EXERCISE DETAILS
Filter these entries so that only lines with the word "Funds" remain.

[Structured figure records]
>> begin
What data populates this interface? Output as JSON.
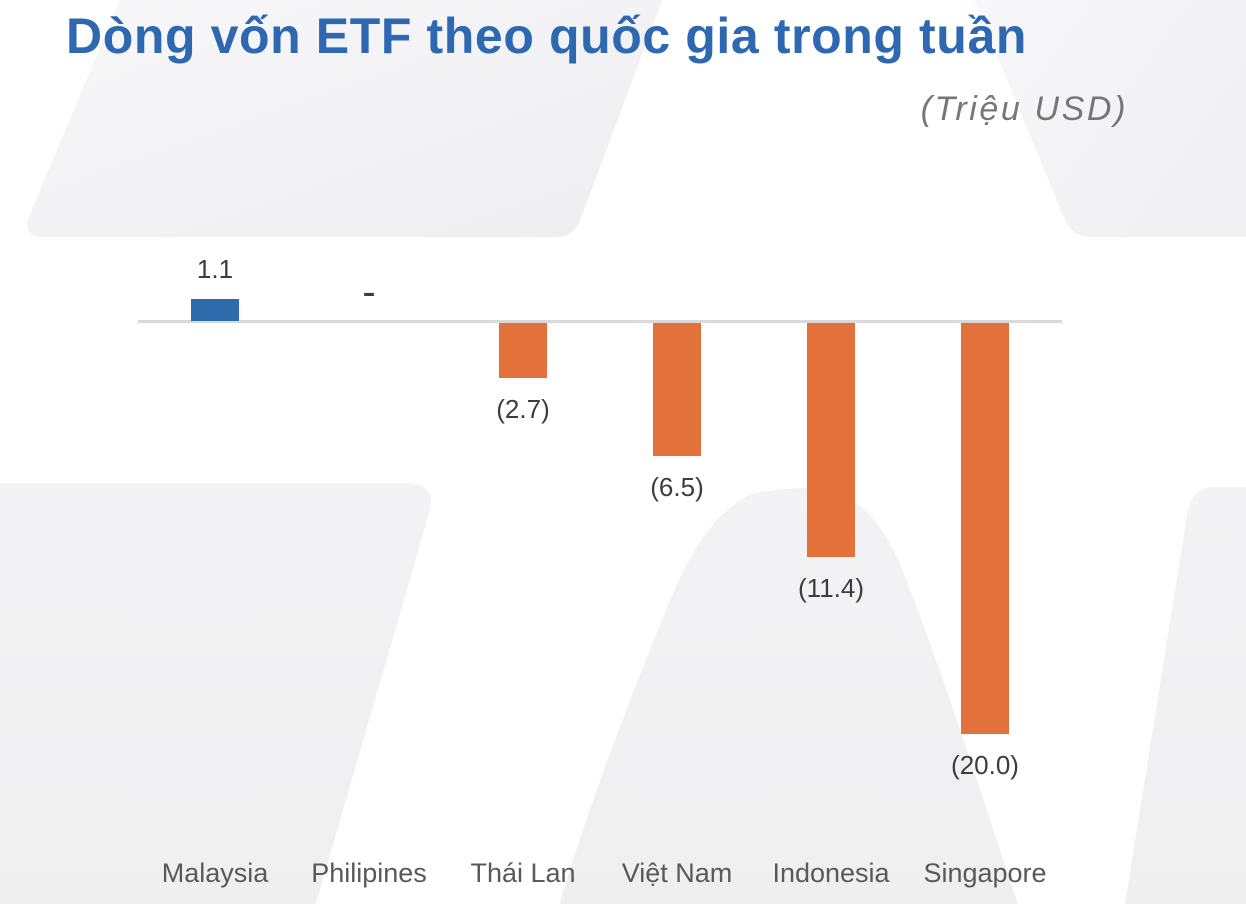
{
  "title": "Dòng vốn ETF theo quốc gia trong tuần",
  "subtitle": "(Triệu USD)",
  "colors": {
    "title": "#2D68B0",
    "subtitle": "#767676",
    "positive_bar": "#2E6BAD",
    "negative_bar": "#E2713C",
    "axis_line": "#D9D9D9",
    "value_label": "#3D3D3D",
    "category_label": "#595959",
    "watermark": "#F1F1F2"
  },
  "chart_data": {
    "type": "bar",
    "categories": [
      "Malaysia",
      "Philipines",
      "Thái Lan",
      "Việt Nam",
      "Indonesia",
      "Singapore"
    ],
    "values": [
      1.1,
      0,
      -2.7,
      -6.5,
      -11.4,
      -20.0
    ],
    "value_labels": [
      "1.1",
      "-",
      "(2.7)",
      "(6.5)",
      "(11.4)",
      "(20.0)"
    ],
    "title": "Dòng vốn ETF theo quốc gia trong tuần",
    "unit_label": "(Triệu USD)",
    "xlabel": "",
    "ylabel": "",
    "grid": false,
    "value_axis_hidden": true,
    "legend": "none"
  }
}
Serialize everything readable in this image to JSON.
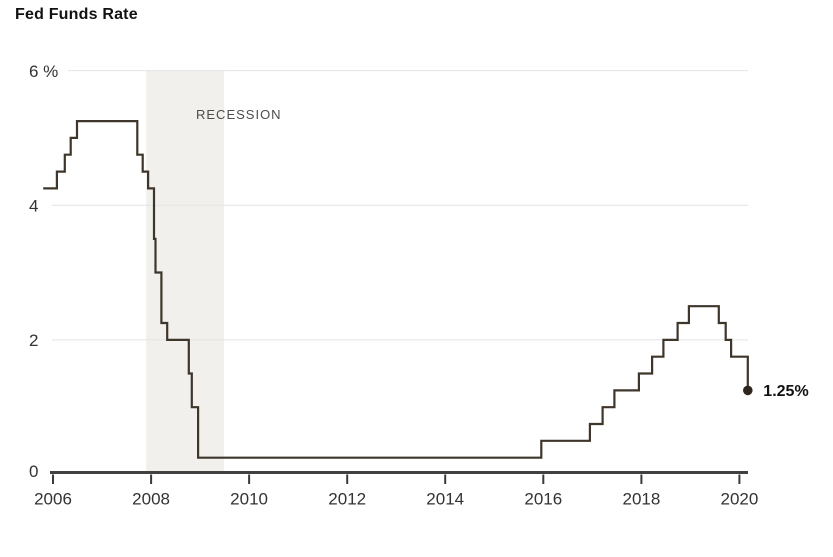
{
  "chart": {
    "title": "Fed Funds Rate"
  },
  "chart_data": {
    "type": "line",
    "subtype": "step-after",
    "title": "Fed Funds Rate",
    "unit": "%",
    "xlim": [
      2005.8,
      2020.35
    ],
    "ylim": [
      0,
      6
    ],
    "grid": "horizontal",
    "x_ticks": [
      {
        "year": 2006,
        "label": "2006"
      },
      {
        "year": 2008,
        "label": "2008"
      },
      {
        "year": 2010,
        "label": "2010"
      },
      {
        "year": 2012,
        "label": "2012"
      },
      {
        "year": 2014,
        "label": "2014"
      },
      {
        "year": 2016,
        "label": "2016"
      },
      {
        "year": 2018,
        "label": "2018"
      },
      {
        "year": 2020,
        "label": "2020"
      }
    ],
    "y_ticks": [
      {
        "value": 0,
        "label": "0"
      },
      {
        "value": 2,
        "label": "2"
      },
      {
        "value": 4,
        "label": "4"
      },
      {
        "value": 6,
        "label": "6 %"
      }
    ],
    "recession": {
      "label": "RECESSION",
      "start_year": 2007.9,
      "end_year": 2009.49
    },
    "series": [
      {
        "name": "Fed Funds Rate",
        "points": [
          [
            2005.8,
            4.25
          ],
          [
            2006.08,
            4.5
          ],
          [
            2006.24,
            4.75
          ],
          [
            2006.36,
            5.0
          ],
          [
            2006.49,
            5.25
          ],
          [
            2007.72,
            4.75
          ],
          [
            2007.83,
            4.5
          ],
          [
            2007.94,
            4.25
          ],
          [
            2008.06,
            3.5
          ],
          [
            2008.09,
            3.0
          ],
          [
            2008.21,
            2.25
          ],
          [
            2008.33,
            2.0
          ],
          [
            2008.77,
            1.5
          ],
          [
            2008.83,
            1.0
          ],
          [
            2008.96,
            0.25
          ],
          [
            2015.96,
            0.5
          ],
          [
            2016.95,
            0.75
          ],
          [
            2017.21,
            1.0
          ],
          [
            2017.45,
            1.25
          ],
          [
            2017.95,
            1.5
          ],
          [
            2018.22,
            1.75
          ],
          [
            2018.45,
            2.0
          ],
          [
            2018.74,
            2.25
          ],
          [
            2018.97,
            2.5
          ],
          [
            2019.58,
            2.25
          ],
          [
            2019.72,
            2.0
          ],
          [
            2019.83,
            1.75
          ],
          [
            2020.17,
            1.25
          ]
        ]
      }
    ],
    "end_point": {
      "year": 2020.17,
      "value": 1.25,
      "label": "1.25%"
    },
    "colors": {
      "line": "#3e362b",
      "dot": "#2f271e",
      "band": "#f1f0ed",
      "grid": "#e4e4e4",
      "axis": "#414141",
      "tick": "#3a3a3a",
      "tick_text": "#333333",
      "recession_text": "#4d4d4d",
      "title_text": "#121212",
      "end_label_text": "#121212",
      "background": "#ffffff"
    }
  }
}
>> end
FULL ANSWER
    "title": "Fed Funds Rate"
    "title": "Fed Funds Rate",
        "name": "Fed Funds Rate",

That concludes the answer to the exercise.